Work to be completed:
Give only one thing: the number of lines that include the word "Derivación".

Excerpt from a dataset:
========================

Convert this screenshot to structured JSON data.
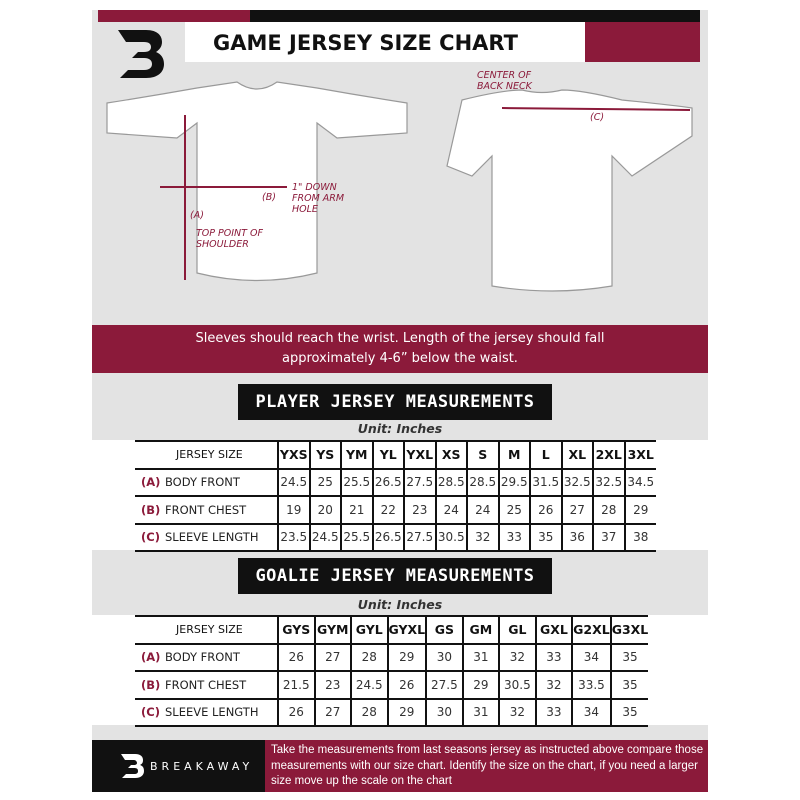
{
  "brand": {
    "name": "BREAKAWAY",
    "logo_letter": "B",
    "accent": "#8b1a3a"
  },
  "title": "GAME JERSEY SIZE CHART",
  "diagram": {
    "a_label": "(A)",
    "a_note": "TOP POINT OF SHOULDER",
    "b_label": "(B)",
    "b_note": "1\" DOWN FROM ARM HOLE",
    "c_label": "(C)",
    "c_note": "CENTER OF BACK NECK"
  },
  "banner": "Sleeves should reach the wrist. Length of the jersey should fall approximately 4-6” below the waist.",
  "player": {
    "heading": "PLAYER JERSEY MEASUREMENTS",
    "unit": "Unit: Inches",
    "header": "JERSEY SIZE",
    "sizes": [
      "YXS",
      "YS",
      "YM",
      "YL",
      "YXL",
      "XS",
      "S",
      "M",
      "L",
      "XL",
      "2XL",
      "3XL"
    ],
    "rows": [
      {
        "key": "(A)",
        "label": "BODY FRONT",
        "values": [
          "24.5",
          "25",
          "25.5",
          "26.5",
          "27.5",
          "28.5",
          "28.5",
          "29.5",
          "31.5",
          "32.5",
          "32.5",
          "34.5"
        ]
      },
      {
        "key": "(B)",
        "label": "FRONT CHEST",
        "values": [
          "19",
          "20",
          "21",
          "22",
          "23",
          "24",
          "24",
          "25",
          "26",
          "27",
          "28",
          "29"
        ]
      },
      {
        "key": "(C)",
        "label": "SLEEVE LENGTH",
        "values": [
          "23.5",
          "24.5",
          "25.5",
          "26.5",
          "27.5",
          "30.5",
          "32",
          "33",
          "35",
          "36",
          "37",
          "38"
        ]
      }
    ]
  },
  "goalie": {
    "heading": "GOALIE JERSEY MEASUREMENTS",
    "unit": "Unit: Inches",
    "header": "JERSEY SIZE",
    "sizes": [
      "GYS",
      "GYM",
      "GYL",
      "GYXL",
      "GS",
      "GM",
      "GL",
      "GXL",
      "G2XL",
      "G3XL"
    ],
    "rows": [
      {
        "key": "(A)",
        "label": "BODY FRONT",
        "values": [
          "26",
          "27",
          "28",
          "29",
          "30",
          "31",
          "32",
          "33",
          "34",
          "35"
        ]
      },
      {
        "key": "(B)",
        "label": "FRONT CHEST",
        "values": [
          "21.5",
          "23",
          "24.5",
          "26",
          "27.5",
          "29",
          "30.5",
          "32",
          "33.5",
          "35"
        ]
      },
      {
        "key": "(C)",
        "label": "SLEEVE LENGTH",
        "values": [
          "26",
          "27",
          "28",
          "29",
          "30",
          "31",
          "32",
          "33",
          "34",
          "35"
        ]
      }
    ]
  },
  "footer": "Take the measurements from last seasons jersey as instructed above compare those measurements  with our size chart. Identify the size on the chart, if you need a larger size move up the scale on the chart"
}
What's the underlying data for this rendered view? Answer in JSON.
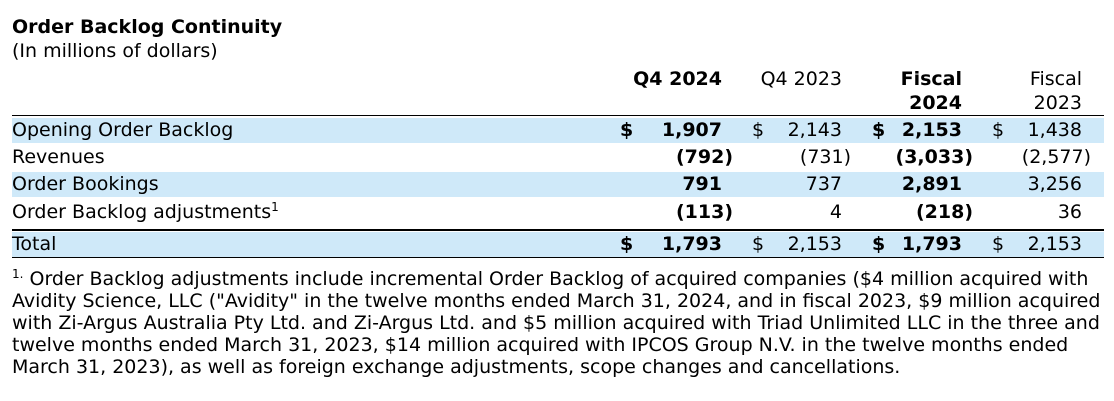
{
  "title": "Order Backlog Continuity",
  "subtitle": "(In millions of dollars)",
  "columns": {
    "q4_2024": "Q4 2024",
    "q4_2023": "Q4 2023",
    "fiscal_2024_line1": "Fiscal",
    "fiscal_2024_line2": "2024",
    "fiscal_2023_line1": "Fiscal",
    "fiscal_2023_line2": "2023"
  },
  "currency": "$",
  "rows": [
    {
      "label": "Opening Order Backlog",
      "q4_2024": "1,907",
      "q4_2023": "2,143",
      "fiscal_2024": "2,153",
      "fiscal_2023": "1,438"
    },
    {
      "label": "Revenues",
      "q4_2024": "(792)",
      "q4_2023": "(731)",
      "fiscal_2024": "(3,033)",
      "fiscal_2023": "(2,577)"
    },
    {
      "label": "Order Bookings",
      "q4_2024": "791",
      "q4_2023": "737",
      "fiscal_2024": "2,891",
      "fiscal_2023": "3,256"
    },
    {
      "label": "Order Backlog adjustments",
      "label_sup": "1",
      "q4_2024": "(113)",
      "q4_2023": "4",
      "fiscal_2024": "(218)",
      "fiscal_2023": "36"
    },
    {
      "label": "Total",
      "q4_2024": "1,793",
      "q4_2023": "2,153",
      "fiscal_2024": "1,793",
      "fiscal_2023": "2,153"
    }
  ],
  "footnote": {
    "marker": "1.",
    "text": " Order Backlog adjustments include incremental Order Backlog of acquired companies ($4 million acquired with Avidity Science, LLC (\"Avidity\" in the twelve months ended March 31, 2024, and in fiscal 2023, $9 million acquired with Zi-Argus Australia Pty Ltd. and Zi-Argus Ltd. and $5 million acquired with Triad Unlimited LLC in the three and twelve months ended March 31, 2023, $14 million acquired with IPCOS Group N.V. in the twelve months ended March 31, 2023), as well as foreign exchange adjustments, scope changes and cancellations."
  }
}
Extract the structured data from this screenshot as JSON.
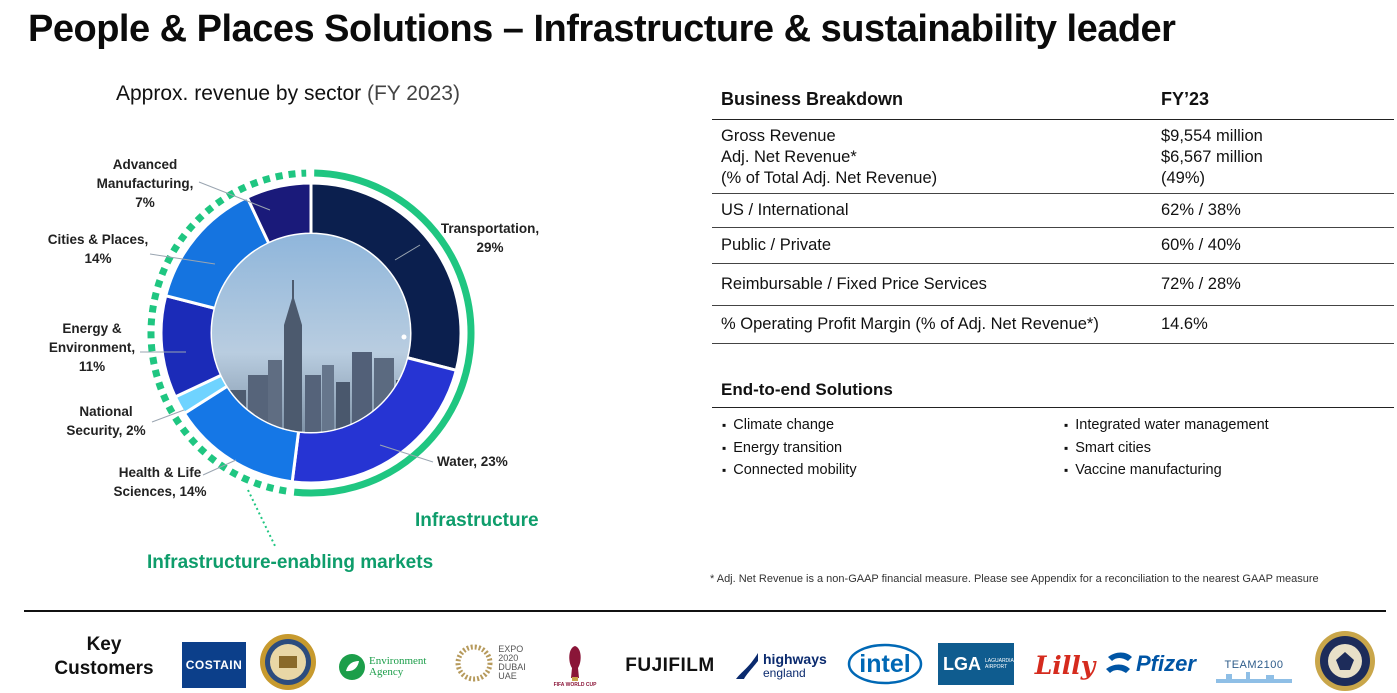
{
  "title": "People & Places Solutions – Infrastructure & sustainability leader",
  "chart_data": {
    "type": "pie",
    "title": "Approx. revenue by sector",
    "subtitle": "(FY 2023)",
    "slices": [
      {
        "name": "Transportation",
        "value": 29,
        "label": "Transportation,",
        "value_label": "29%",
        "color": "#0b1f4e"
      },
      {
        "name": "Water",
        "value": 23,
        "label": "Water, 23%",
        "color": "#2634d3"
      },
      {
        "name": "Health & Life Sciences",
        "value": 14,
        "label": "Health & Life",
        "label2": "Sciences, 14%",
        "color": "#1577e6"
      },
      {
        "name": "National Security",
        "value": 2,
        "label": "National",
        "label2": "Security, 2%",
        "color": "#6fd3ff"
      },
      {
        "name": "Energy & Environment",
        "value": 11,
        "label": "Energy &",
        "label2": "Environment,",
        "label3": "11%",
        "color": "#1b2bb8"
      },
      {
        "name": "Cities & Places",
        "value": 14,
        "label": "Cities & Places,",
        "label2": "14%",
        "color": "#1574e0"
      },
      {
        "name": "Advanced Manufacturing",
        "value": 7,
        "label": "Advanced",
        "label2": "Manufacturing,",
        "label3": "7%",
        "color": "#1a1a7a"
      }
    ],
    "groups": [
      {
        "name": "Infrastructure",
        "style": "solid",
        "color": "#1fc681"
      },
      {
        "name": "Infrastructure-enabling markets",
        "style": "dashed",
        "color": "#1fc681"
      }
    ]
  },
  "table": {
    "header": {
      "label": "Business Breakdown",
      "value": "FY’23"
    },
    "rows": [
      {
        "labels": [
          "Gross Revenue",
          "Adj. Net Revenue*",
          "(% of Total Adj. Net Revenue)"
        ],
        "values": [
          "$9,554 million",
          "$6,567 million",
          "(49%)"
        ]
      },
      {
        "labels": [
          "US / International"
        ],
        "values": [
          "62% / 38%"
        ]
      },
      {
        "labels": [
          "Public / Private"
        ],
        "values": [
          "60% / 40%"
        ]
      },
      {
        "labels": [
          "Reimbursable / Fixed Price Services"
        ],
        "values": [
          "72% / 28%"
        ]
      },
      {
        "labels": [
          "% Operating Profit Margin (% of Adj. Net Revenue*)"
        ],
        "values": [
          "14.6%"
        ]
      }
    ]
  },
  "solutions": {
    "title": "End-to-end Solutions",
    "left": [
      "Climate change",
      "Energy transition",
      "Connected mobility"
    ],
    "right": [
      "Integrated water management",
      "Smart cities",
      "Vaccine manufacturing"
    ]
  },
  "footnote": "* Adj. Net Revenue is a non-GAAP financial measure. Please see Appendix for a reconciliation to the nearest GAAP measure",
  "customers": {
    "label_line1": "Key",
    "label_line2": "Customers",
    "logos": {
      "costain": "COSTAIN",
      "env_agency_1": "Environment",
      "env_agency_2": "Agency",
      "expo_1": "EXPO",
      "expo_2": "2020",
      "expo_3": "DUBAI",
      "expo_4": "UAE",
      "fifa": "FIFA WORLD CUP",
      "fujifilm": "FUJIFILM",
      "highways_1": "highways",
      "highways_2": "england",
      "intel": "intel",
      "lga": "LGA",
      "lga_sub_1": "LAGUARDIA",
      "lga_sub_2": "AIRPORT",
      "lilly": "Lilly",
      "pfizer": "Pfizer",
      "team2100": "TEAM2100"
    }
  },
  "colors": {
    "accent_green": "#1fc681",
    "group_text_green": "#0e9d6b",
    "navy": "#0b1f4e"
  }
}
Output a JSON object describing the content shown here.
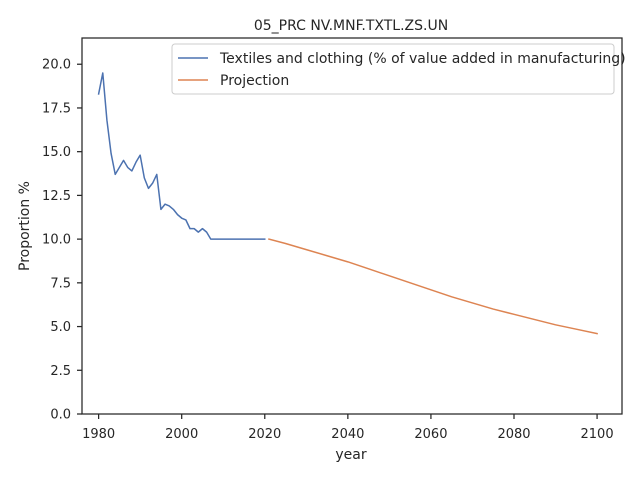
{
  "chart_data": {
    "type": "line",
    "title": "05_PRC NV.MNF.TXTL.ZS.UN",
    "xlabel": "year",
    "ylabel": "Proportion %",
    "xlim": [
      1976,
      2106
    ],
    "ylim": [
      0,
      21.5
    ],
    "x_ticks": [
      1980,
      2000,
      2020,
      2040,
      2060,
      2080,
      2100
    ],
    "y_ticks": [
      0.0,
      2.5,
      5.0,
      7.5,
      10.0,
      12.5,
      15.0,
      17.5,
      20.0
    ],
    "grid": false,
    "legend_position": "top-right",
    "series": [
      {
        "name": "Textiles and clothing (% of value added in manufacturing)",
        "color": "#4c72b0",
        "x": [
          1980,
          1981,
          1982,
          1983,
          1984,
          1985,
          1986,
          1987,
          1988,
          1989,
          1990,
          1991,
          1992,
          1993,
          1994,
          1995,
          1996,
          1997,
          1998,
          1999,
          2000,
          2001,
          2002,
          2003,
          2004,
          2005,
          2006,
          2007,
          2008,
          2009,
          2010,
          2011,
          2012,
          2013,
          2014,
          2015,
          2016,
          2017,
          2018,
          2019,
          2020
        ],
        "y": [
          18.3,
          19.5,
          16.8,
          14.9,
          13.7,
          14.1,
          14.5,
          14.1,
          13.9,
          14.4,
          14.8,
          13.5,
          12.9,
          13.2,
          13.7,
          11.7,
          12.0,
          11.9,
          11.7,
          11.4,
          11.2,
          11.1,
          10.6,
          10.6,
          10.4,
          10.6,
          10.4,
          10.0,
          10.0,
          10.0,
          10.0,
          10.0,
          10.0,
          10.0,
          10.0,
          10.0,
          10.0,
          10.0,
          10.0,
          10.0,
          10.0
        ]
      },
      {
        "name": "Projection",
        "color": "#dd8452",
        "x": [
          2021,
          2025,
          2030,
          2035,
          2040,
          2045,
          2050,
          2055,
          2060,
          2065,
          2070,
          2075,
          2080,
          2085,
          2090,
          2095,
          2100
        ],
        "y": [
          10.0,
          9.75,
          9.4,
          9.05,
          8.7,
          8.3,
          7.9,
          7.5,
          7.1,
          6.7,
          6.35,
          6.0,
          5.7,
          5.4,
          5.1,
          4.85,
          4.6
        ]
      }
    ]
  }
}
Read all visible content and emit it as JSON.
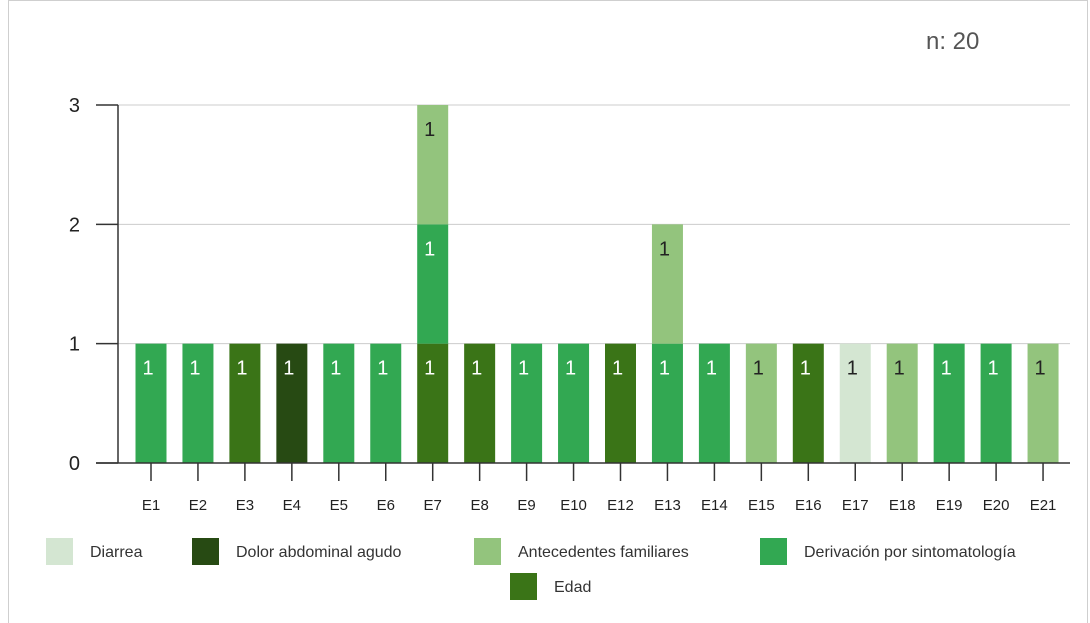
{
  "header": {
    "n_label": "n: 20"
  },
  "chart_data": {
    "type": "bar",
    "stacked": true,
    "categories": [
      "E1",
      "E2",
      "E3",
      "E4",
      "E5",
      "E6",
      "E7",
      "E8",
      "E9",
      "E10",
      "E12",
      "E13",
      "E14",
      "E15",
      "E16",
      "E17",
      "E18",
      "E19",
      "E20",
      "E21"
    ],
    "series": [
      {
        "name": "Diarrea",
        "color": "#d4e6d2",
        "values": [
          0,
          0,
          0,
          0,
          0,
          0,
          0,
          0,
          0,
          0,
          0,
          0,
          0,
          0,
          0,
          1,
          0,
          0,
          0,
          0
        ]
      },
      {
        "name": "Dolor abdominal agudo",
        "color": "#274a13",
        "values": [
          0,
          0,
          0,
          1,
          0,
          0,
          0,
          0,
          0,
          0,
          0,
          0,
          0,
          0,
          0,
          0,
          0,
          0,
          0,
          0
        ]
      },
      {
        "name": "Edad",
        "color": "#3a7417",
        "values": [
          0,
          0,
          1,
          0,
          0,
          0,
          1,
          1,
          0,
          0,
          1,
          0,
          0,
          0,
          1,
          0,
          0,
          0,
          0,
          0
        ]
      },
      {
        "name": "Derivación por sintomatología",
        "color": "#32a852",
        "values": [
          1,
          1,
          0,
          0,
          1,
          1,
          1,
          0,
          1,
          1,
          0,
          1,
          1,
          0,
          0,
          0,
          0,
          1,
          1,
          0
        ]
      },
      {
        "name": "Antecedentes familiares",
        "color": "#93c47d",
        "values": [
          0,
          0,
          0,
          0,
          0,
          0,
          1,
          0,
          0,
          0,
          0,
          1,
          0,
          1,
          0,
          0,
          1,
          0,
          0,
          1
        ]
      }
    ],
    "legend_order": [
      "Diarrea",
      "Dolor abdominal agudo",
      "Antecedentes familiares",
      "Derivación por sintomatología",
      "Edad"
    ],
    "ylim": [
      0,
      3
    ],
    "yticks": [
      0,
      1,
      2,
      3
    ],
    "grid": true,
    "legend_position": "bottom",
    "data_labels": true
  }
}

========================

Worked solution:
2